**WORK TO BE COMPLETED:** Copy each line below in which the word "contrats" occurs.

(Dataset items)
╔══

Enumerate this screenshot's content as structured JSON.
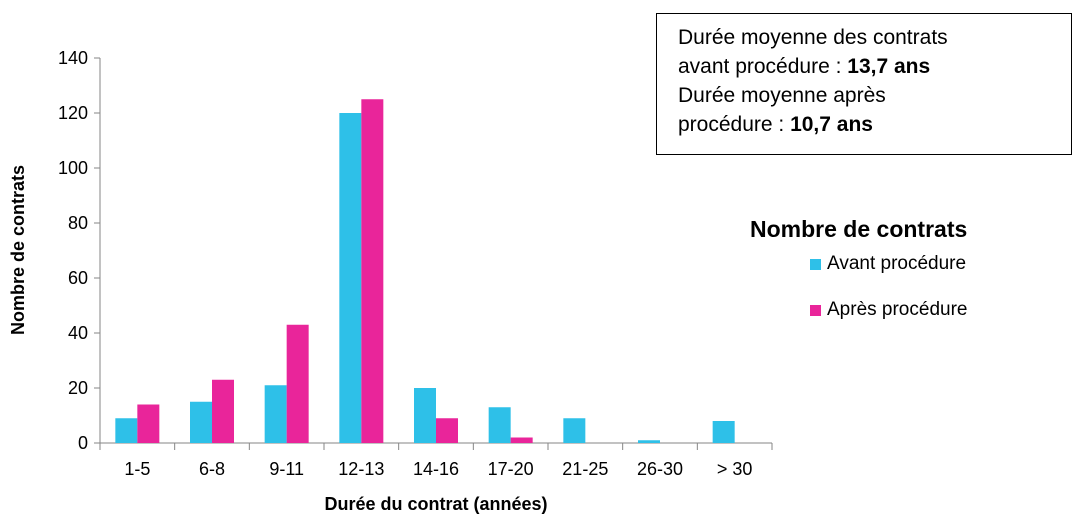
{
  "chart_data": {
    "type": "bar",
    "categories": [
      "1-5",
      "6-8",
      "9-11",
      "12-13",
      "14-16",
      "17-20",
      "21-25",
      "26-30",
      "> 30"
    ],
    "series": [
      {
        "name": "Avant procédure",
        "values": [
          9,
          15,
          21,
          120,
          20,
          13,
          9,
          1,
          8
        ],
        "color": "#2EC0E8"
      },
      {
        "name": "Après procédure",
        "values": [
          14,
          23,
          43,
          125,
          9,
          2,
          0,
          0,
          0
        ],
        "color": "#E9259A"
      }
    ],
    "xlabel": "Durée du contrat (années)",
    "ylabel": "Nombre de contrats",
    "ylim": [
      0,
      140
    ],
    "yticks": [
      0,
      20,
      40,
      60,
      80,
      100,
      120,
      140
    ],
    "grid": false,
    "legend": {
      "title": "Nombre de contrats",
      "position": "right"
    },
    "annotation": {
      "line1": "Durée moyenne des contrats",
      "line2_text": "avant procédure : ",
      "line2_value": "13,7 ans",
      "line3": "Durée moyenne après",
      "line4_text": "procédure : ",
      "line4_value": "10,7 ans"
    }
  }
}
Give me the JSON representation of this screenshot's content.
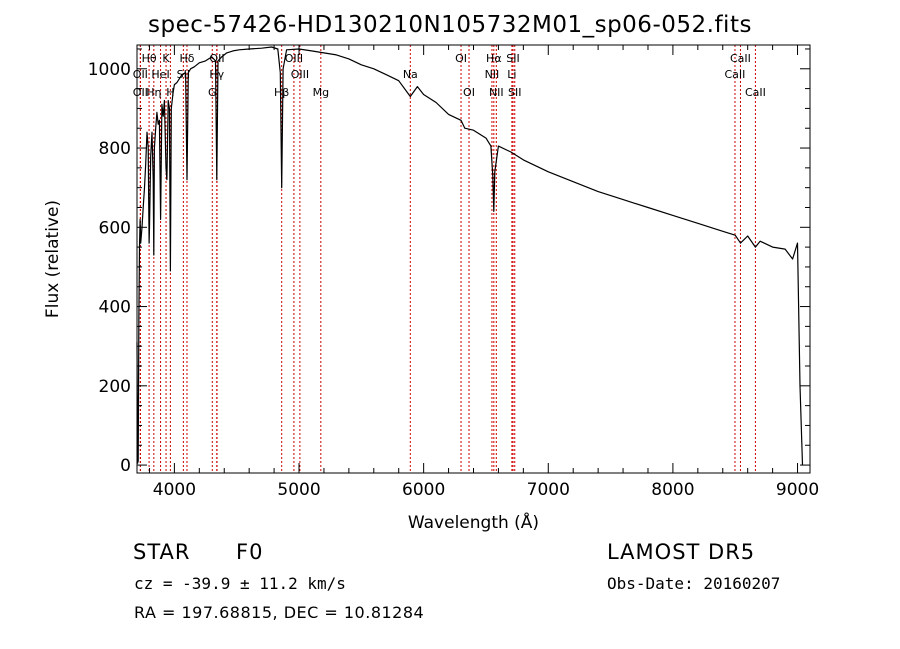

╚══

**FINAL RESULT:**
    "ylabel": "Nombre de contrats",
      "title": "Nombre de contrats",
      "line1": "Durée moyenne des contrats",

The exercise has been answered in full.